• **Page text**:
▶

Making the Customer Experience a Vacation Experience

by | Client Loyalty/Experience

People

When we go on vacation, we try to go with family and friends that we know we’ll enjoy. Of course, there are exceptions. We may not like certain family members or the friend of friends that happen to come, too. But by and large we’re planning an experience so we know we can enjoy it. We’re inviting the people close to us with whom we have bonds, share fun, derive meaningful conversation, have pleasant past experiences. Each one is an individual with his/her own unique talents, quirks, strengths, weaknesses, interests, style, etc. We recognize each one’s individuality and relate to him/her as a unique person. Our relationship with that person is one of a kind. Our conversations with one person are not the same as a conversation with another. Each person elicits from us a different kind of empathy.

◀

• **Task set**:
1. Decide whether each statement agrees with the vacation article: (a) it says that, by and large, we plan a vacation as an experience we know we can enjoy; (b) it says our conversations with one person are the same as our conversations with another; (c) it says there are no exceptions to vacationing with people we enjoy. For each, answer yes or no and quote the words of the article that decide it.
2. Write the next part of the vacation article, picking up right after its final sentence.

• **Data**:
▶

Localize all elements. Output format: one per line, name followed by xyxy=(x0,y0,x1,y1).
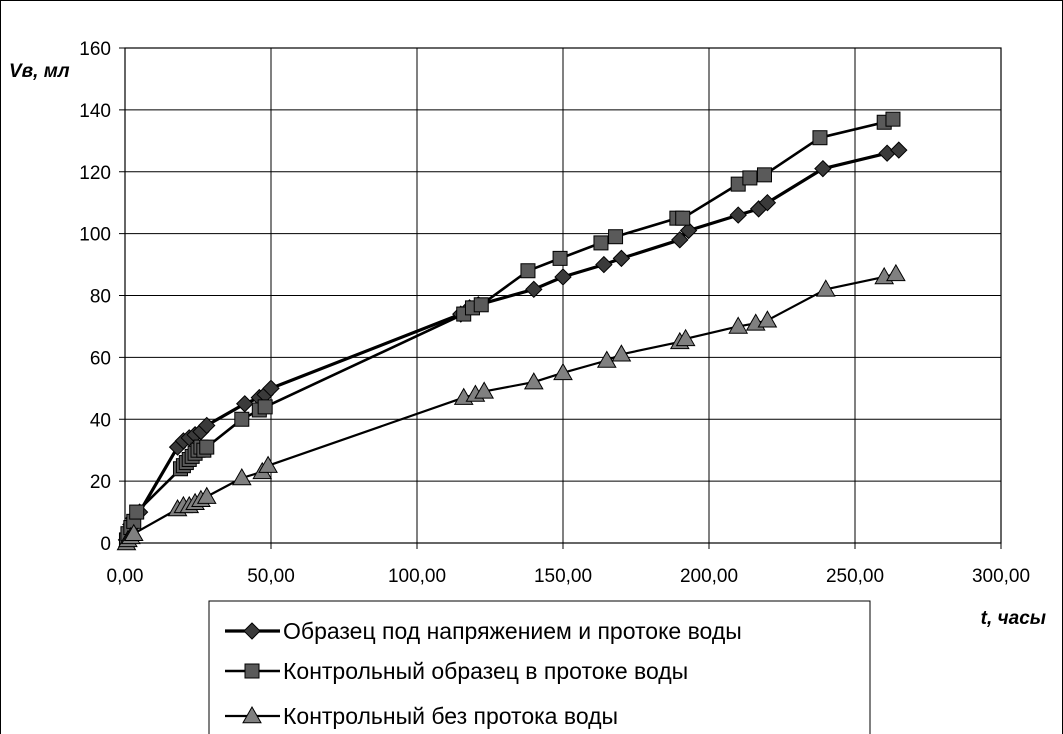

◀

• **Per-task answers**:
1.
(a) Yes: "But by and large we’re planning an experience so we know we can enjoy it."
(b) No: "Our conversations with one person are not the same as a conversation with another."
(c) No: "Of course, there are exceptions."

2.
family going to the beach

Research done by Gallop polls shows that clients don’t remain loyal to your business because you provide them with a reasonable or even great transactional customer service. That’s just the minimum. Customers keep coming back and become your raving fans because you have personal relationships that show each person that s/he is unique, and deserving of a unique relationship, conversation, and empathy connection. Together you’re creating a shared experience that you can bond over, just like a journey together or a dance (just had to get that in) or a pleasant vacation. You find commonalities (pets, families, music, hobbies, likes and dislikes) that help that customer remember how unique you are as well, not just another talking-business-head at the other end of the phone, but a real person with families, pets, cares, likes and dislikes of your own. A lot of that is communicated by the warm tone of your voice, the eye contact (if you’re face-to-face), the way you ask questions and expect an answer, your ability to laugh and be playful, how you show you care.

thumbs up young woman

If you want your client to feel s/he is on vacation with you, view him/her as a person that could potentially go on vacation with you. (If that’s too difficult, view the person as someone who goes on vacation with his/her own family.)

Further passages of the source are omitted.